_WHAT NEEDS TO BE DONE_
In this exercise, print only the lines from the line with "OCR this image." to the last line of the data below, inclusive. Any pictures should be left out.

Entries taken from a collection:

+++

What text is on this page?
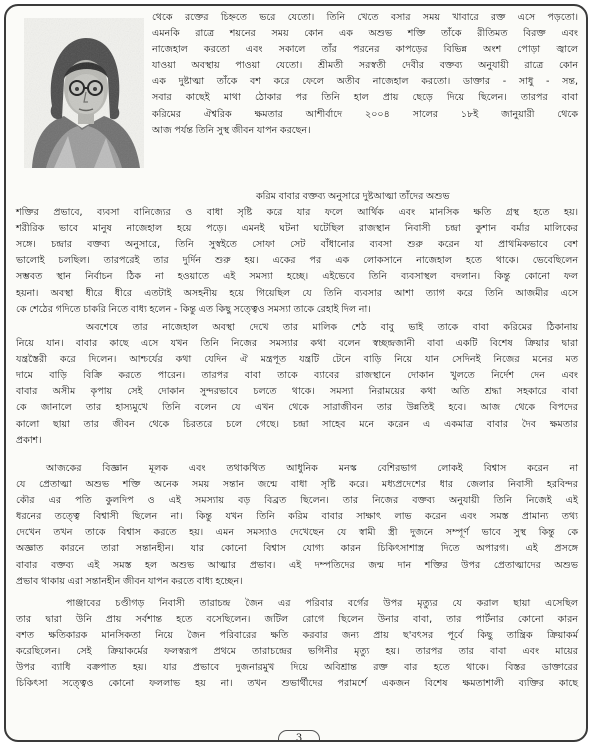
থেকে রক্তের চিহ্নতে ভরে যেতো। তিনি খেতে বসার সময় খাবারে রক্ত এসে পড়তো।
এমনকি রাত্রে শয়নের সময় কোন এক অশুভ শক্তি তাঁকে রীতিমত বিরক্ত এবং
নাজেহাল করতো এবং সকালে তাঁর পরনের কাপড়ের বিভিন্ন অংশ পোড়া জ্বালে
যাওয়া অবস্থায় পাওয়া যেতো। শ্রীমতী সরস্বতী দেবীর বক্তব্য অনুযায়ী রাত্রে কোন
এক দুষ্টাত্মা তাঁকে বশ করে ফেলে অতীব নাজেহাল করতো। ডাক্তার - সাধু - সন্ত,
সবার কাছেই মাথা ঠোকার পর তিনি হাল প্রায় ছেড়ে দিয়ে ছিলেন। তারপর বাবা
করিমের ঐশ্বরিক ক্ষমতার আশীর্বাদে ২০০৪ সালের ১৮ই জানুয়ারী থেকে
আজ পর্যন্ত তিনি সুস্থ জীবন যাপন করছেন।
করিম বাবার বক্তব্য অনুসারে দুষ্টআত্মা তাঁদের অশুভ
শক্তির প্রভাবে, ব্যবসা বানিজ্যের ও বাধা সৃষ্টি করে যার ফলে আর্থিক এবং মানসিক ক্ষতি গ্রস্থ হতে হয়।
শরীরিক ভাবে মানুষ নাজেহাল হয়ে পড়ে। এমনই ঘটনা ঘটেছিল রাজস্থান নিবাসী চন্দ্রা কুশান বর্মার মালিকের
সঙ্গে। চন্দ্রার বক্তব্য অনুসারে, তিনি সুস্বইতে সোফা সেট বাঁধানোর ব্যবসা শুরু করেন যা প্রাথমিকভাবে বেশ
ভালোই চলছিল। তারপরেই তার দুর্দিন শুরু হয়। একের পর এক লোকসানে নাজেহাল হতে থাকে। ভেবেছিলেন
সম্ভবত স্থান নির্বাচন ঠিক না হওয়াতে এই সমস্যা হচ্ছে। এইভেবে তিনি ব্যবসাস্থল বদলান। কিন্তু কোনো ফল
হয়না। অবস্থা ধীরে ধীরে এতটাই অসহনীয় হয়ে গিয়েছিল যে তিনি ব্যবসার আশা ত্যাগ করে তিনি আজমীর এসে
কে শেঠের গদিতে চাকরি নিতে বাধ্য হলেন - কিন্তু এত কিছু সত্ত্বেও সমস্যা তাকে রেহাই দিল না।
অবশেষে তার নাজেহাল অবস্থা দেখে তার মালিক শেঠ বাবু ভাই তাকে বাবা করিমের ঠিকানায়
নিয়ে যান। বাবার কাছে এসে যখন তিনি নিজের সমস্যার কথা বলেন স্বচ্ছন্দ্রজানী বাবা একটি বিশেষ ক্রিয়ার দ্বারা
যন্ত্রস্তৈরী করে দিলেন। আশ্চর্যের কথা যেদিন ঐ মন্ত্রপূত যন্ত্রটি টেনে বাড়ি নিয়ে যান সেদিনই নিজের মনের মত
দামে বাড়ি বিক্রি করতে পারেন। তারপর বাবা তাকে ব্যাবের রাজস্থানে দোকান খুলতে নির্দেশ দেন এবং
বাবার অসীম কৃপায় সেই দোকান সুন্দরভাবে চলতে থাকে। সমস্যা নিরাময়ের কথা অতি শ্রদ্ধা সহকারে বাবা
কে জানালে তার হাস্যমুখে তিনি বলেন যে এখন থেকে সারাজীবন তার উন্নতিই হবে। আজ থেকে বিপদের
কালো ছায়া তার জীবন থেকে চিরতরে চলে গেছে। চন্দ্রা সাহেব মনে করেন এ একমাত্র বাবার দৈব ক্ষমতার
প্রকাশ।
আজকের বিজ্ঞান মূলক এবং তথাকথিত আধুনিক মনস্ক বেশিরভাগ লোকই বিশ্বাস করেন না
যে প্রেতাত্মা অশুভ শক্তি অনেক সময় সন্তান জন্মে বাধা সৃষ্টি করে। মধ্যপ্রদেশের ধার জেলার নিবাসী হরবিন্দর
কৌর এর পতি কুলদিপ ও এই সমস্যায় বড় বিব্রত ছিলেন। তার নিজের বক্তব্য অনুযায়ী তিনি নিজেই এই
ধরনের তত্ত্বে বিশ্বাসী ছিলেন না। কিন্তু যখন তিনি করিম বাবার সাক্ষাৎ লাভ করেন এবং সমস্ত প্রামান্য তথ্য
দেখেন তখন তাকে বিশ্বাস করতে হয়। এমন সমস্যাও দেখেছেন যে স্বামী স্ত্রী দুজনে সম্পূর্ণ ভাবে সুস্থ কিন্তু কে
অজ্ঞাত কারনে তারা সন্তানহীন। যার কোনো বিশ্বাস যোগ্য কারন চিকিৎসাশাস্ত্র দিতে অপারগ। এই প্রসঙ্গে
বাবার বক্তব্য এই সমস্ত হল অশুভ আত্মার প্রভাব। এই দম্পতিদের জন্ম দান শক্তির উপর প্রেতাত্মাদের অশুভ
প্রভাব থাকায় এরা সন্তানহীন জীবন যাপন করতে বাধ্য হচ্ছেন।
পাঞ্জাবের চণ্ডীগড় নিবাসী তারাচন্দ্র জৈন এর পরিবার বর্গের উপর মৃত্যুর যে করাল ছায়া এসেছিল
তার দ্বারা উনি প্রায় সর্বশান্ত হতে বসেছিলেন। জটিল রোগে ছিলেন উনার বাবা, তার পার্টনার কোনো কারন
বশত ক্ষতিকারক মানসিকতা নিয়ে জৈন পরিবারের ক্ষতি করবার জন্য প্রায় ছ'বৎসর পূর্বে কিছু তান্ত্রিক ক্রিয়াকর্ম
করেছিলেন। সেই ক্রিয়াকর্মের ফলস্বরূপ প্রথমে তারাচন্দ্রের ভগিনীর মৃত্যু হয়। তারপর তার বাবা এবং মায়ের
উপর ব্যাধি বক্রপাত হয়। যার প্রভাবে দুজনারমুখ দিয়ে অবিশ্রান্ত রক্ত বার হতে থাকে। বিস্তর ডাক্তারের
চিকিৎসা সত্ত্বেও কোনো ফললাভ হয় না। তখন শুভার্থীদের পরামর্শে একজন বিশেষ ক্ষমতাশালী ব্যক্তির কাছে
3
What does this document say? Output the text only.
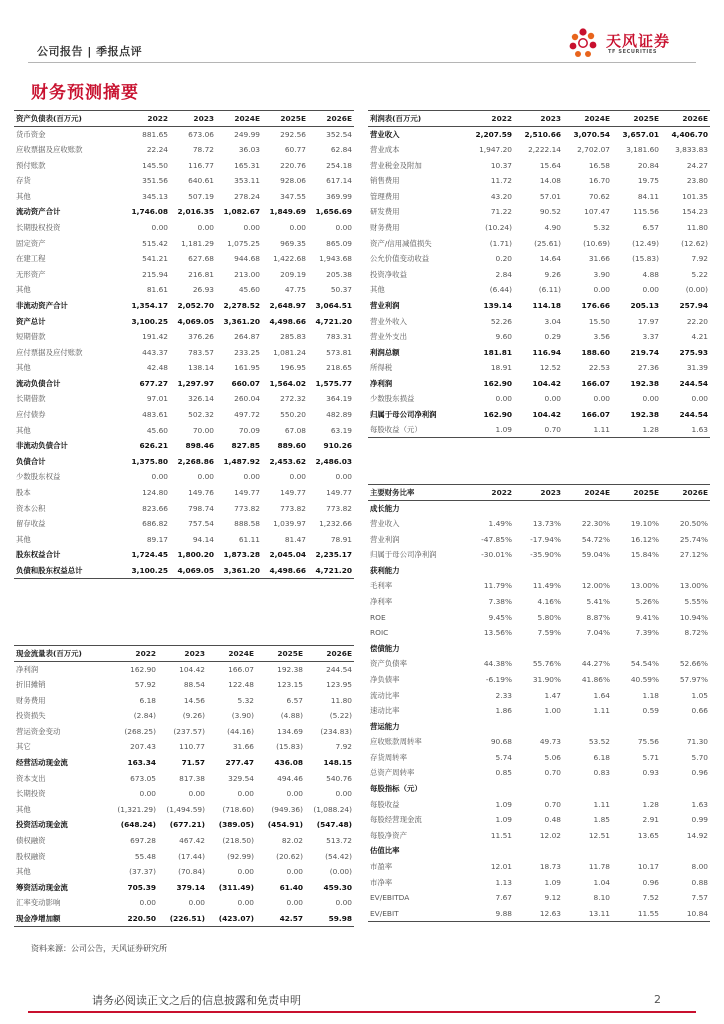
公司报告 | 季报点评
天风证券
TF SECURITIES
财务预测摘要
资产负债表(百万元)	2022	2023	2024E	2025E	2026E
货币资金	881.65	673.06	249.99	292.56	352.54
应收票据及应收账款	22.24	78.72	36.03	60.77	62.84
预付账款	145.50	116.77	165.31	220.76	254.18
存货	351.56	640.61	353.11	928.06	617.14
其他	345.13	507.19	278.24	347.55	369.99
流动资产合计	1,746.08	2,016.35	1,082.67	1,849.69	1,656.69
长期股权投资	0.00	0.00	0.00	0.00	0.00
固定资产	515.42	1,181.29	1,075.25	969.35	865.09
在建工程	541.21	627.68	944.68	1,422.68	1,943.68
无形资产	215.94	216.81	213.00	209.19	205.38
其他	81.61	26.93	45.60	47.75	50.37
非流动资产合计	1,354.17	2,052.70	2,278.52	2,648.97	3,064.51
资产总计	3,100.25	4,069.05	3,361.20	4,498.66	4,721.20
短期借款	191.42	376.26	264.87	285.83	783.31
应付票据及应付账款	443.37	783.57	233.25	1,081.24	573.81
其他	42.48	138.14	161.95	196.95	218.65
流动负债合计	677.27	1,297.97	660.07	1,564.02	1,575.77
长期借款	97.01	326.14	260.04	272.32	364.19
应付债券	483.61	502.32	497.72	550.20	482.89
其他	45.60	70.00	70.09	67.08	63.19
非流动负债合计	626.21	898.46	827.85	889.60	910.26
负债合计	1,375.80	2,268.86	1,487.92	2,453.62	2,486.03
少数股东权益	0.00	0.00	0.00	0.00	0.00
股本	124.80	149.76	149.77	149.77	149.77
资本公积	823.66	798.74	773.82	773.82	773.82
留存收益	686.82	757.54	888.58	1,039.97	1,232.66
其他	89.17	94.14	61.11	81.47	78.91
股东权益合计	1,724.45	1,800.20	1,873.28	2,045.04	2,235.17
负债和股东权益总计	3,100.25	4,069.05	3,361.20	4,498.66	4,721.20
利润表(百万元)	2022	2023	2024E	2025E	2026E
营业收入	2,207.59	2,510.66	3,070.54	3,657.01	4,406.70
营业成本	1,947.20	2,222.14	2,702.07	3,181.60	3,833.83
营业税金及附加	10.37	15.64	16.58	20.84	24.27
销售费用	11.72	14.08	16.70	19.75	23.80
管理费用	43.20	57.01	70.62	84.11	101.35
研发费用	71.22	90.52	107.47	115.56	154.23
财务费用	(10.24)	4.90	5.32	6.57	11.80
资产/信用减值损失	(1.71)	(25.61)	(10.69)	(12.49)	(12.62)
公允价值变动收益	0.20	14.64	31.66	(15.83)	7.92
投资净收益	2.84	9.26	3.90	4.88	5.22
其他	(6.44)	(6.11)	0.00	0.00	(0.00)
营业利润	139.14	114.18	176.66	205.13	257.94
营业外收入	52.26	3.04	15.50	17.97	22.20
营业外支出	9.60	0.29	3.56	3.37	4.21
利润总额	181.81	116.94	188.60	219.74	275.93
所得税	18.91	12.52	22.53	27.36	31.39
净利润	162.90	104.42	166.07	192.38	244.54
少数股东损益	0.00	0.00	0.00	0.00	0.00
归属于母公司净利润	162.90	104.42	166.07	192.38	244.54
每股收益（元）	1.09	0.70	1.11	1.28	1.63
主要财务比率	2022	2023	2024E	2025E	2026E
成长能力					
营业收入	1.49%	13.73%	22.30%	19.10%	20.50%
营业利润	-47.85%	-17.94%	54.72%	16.12%	25.74%
归属于母公司净利润	-30.01%	-35.90%	59.04%	15.84%	27.12%
获利能力					
毛利率	11.79%	11.49%	12.00%	13.00%	13.00%
净利率	7.38%	4.16%	5.41%	5.26%	5.55%
ROE	9.45%	5.80%	8.87%	9.41%	10.94%
ROIC	13.56%	7.59%	7.04%	7.39%	8.72%
偿债能力					
资产负债率	44.38%	55.76%	44.27%	54.54%	52.66%
净负债率	-6.19%	31.90%	41.86%	40.59%	57.97%
流动比率	2.33	1.47	1.64	1.18	1.05
速动比率	1.86	1.00	1.11	0.59	0.66
营运能力					
应收账款周转率	90.68	49.73	53.52	75.56	71.30
存货周转率	5.74	5.06	6.18	5.71	5.70
总资产周转率	0.85	0.70	0.83	0.93	0.96
每股指标（元）					
每股收益	1.09	0.70	1.11	1.28	1.63
每股经营现金流	1.09	0.48	1.85	2.91	0.99
每股净资产	11.51	12.02	12.51	13.65	14.92
估值比率					
市盈率	12.01	18.73	11.78	10.17	8.00
市净率	1.13	1.09	1.04	0.96	0.88
EV/EBITDA	7.67	9.12	8.10	7.52	7.57
EV/EBIT	9.88	12.63	13.11	11.55	10.84
现金流量表(百万元)	2022	2023	2024E	2025E	2026E
净利润	162.90	104.42	166.07	192.38	244.54
折旧摊销	57.92	88.54	122.48	123.15	123.95
财务费用	6.18	14.56	5.32	6.57	11.80
投资损失	(2.84)	(9.26)	(3.90)	(4.88)	(5.22)
营运资金变动	(268.25)	(237.57)	(44.16)	134.69	(234.83)
其它	207.43	110.77	31.66	(15.83)	7.92
经营活动现金流	163.34	71.57	277.47	436.08	148.15
资本支出	673.05	817.38	329.54	494.46	540.76
长期投资	0.00	0.00	0.00	0.00	0.00
其他	(1,321.29)	(1,494.59)	(718.60)	(949.36)	(1,088.24)
投资活动现金流	(648.24)	(677.21)	(389.05)	(454.91)	(547.48)
债权融资	697.28	467.42	(218.50)	82.02	513.72
股权融资	55.48	(17.44)	(92.99)	(20.62)	(54.42)
其他	(37.37)	(70.84)	0.00	0.00	(0.00)
筹资活动现金流	705.39	379.14	(311.49)	61.40	459.30
汇率变动影响	0.00	0.00	0.00	0.00	0.00
现金净增加额	220.50	(226.51)	(423.07)	42.57	59.98
资料来源：公司公告，天风证券研究所
请务必阅读正文之后的信息披露和免责申明	2
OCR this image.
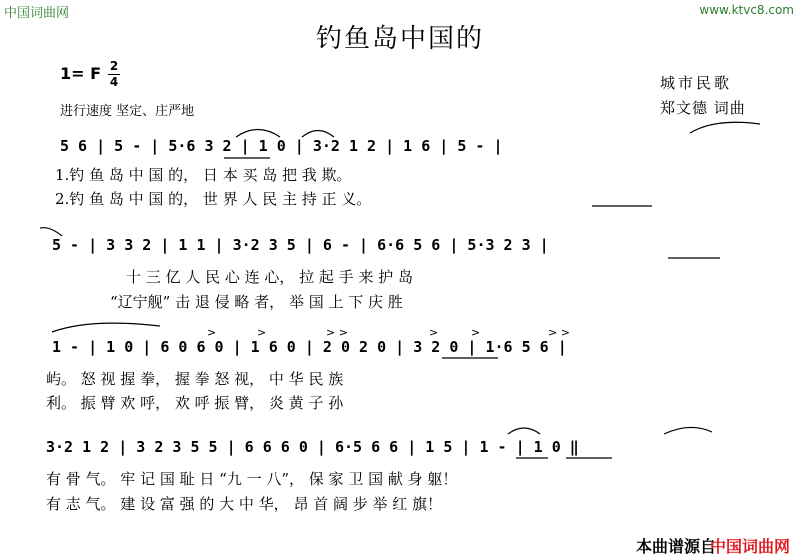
中国词曲网	www.ktvc8.com
钓鱼岛中国的
1= F 2
4
进行速度 坚定、庄严地
城市民歌
郑文德 词曲
5 6 | 5 - | 5·6 3 2 | 1 0 | 3·2 1 2 | 1 6 | 5 - |
1.钓 鱼 岛 中 国 的， 日 本 买 岛 把 我 欺。
2.钓 鱼 岛 中 国 的， 世 界 人 民 主 持 正 义。
5 - | 3 3 2 | 1 1 | 3·2 3 5 | 6 - | 6·6 5 6 | 5·3 2 3 |
十 三 亿 人 民 心 连 心， 拉 起 手 来 护 岛
“辽宁舰” 击 退 侵 略 者， 举 国 上 下 庆 胜
1 - | 1 0 | 6 0 6 0 | 1 6 0 | 2 0 2 0 | 3 2 0 | 1·6 5 6 |
屿。 怒 视 握 拳， 握 拳 怒 视， 中 华 民 族
利。 振 臂 欢 呼， 欢 呼 振 臂， 炎 黄 子 孙
3·2 1 2 | 3 2 3 5 5 | 6 6 6 0 | 6·5 6 6 | 1 5 | 1 - | 1 0 ‖
有 骨 气。 牢 记 国 耻 日 “九 一 八”， 保 家 卫 国 献 身 躯！
有 志 气。 建 设 富 强 的 大 中 华， 昂 首 阔 步 举 红 旗！
>	>	> >	>	>	> >
本曲谱源自
中国词曲网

+++

_CORRECT OUTPUT_
OCR this image.
中国词曲网	www.ktvc8.com
钓鱼岛中国的
1= F 2
4
进行速度 坚定、庄严地
城市民歌
郑文德 词曲
5 6 | 5 - | 5·6 3 2 | 1 0 | 3·2 1 2 | 1 6 | 5 - |
1.钓 鱼 岛 中 国 的， 日 本 买 岛 把 我 欺。
2.钓 鱼 岛 中 国 的， 世 界 人 民 主 持 正 义。
5 - | 3 3 2 | 1 1 | 3·2 3 5 | 6 - | 6·6 5 6 | 5·3 2 3 |
十 三 亿 人 民 心 连 心， 拉 起 手 来 护 岛
“辽宁舰” 击 退 侵 略 者， 举 国 上 下 庆 胜
1 - | 1 0 | 6 0 6 0 | 1 6 0 | 2 0 2 0 | 3 2 0 | 1·6 5 6 |
屿。 怒 视 握 拳， 握 拳 怒 视， 中 华 民 族
利。 振 臂 欢 呼， 欢 呼 振 臂， 炎 黄 子 孙
3·2 1 2 | 3 2 3 5 5 | 6 6 6 0 | 6·5 6 6 | 1 5 | 1 - | 1 0 ‖
有 骨 气。 牢 记 国 耻 日 “九 一 八”， 保 家 卫 国 献 身 躯！
有 志 气。 建 设 富 强 的 大 中 华， 昂 首 阔 步 举 红 旗！
>	>	> >	>	>	> >
本曲谱源自
中国词曲网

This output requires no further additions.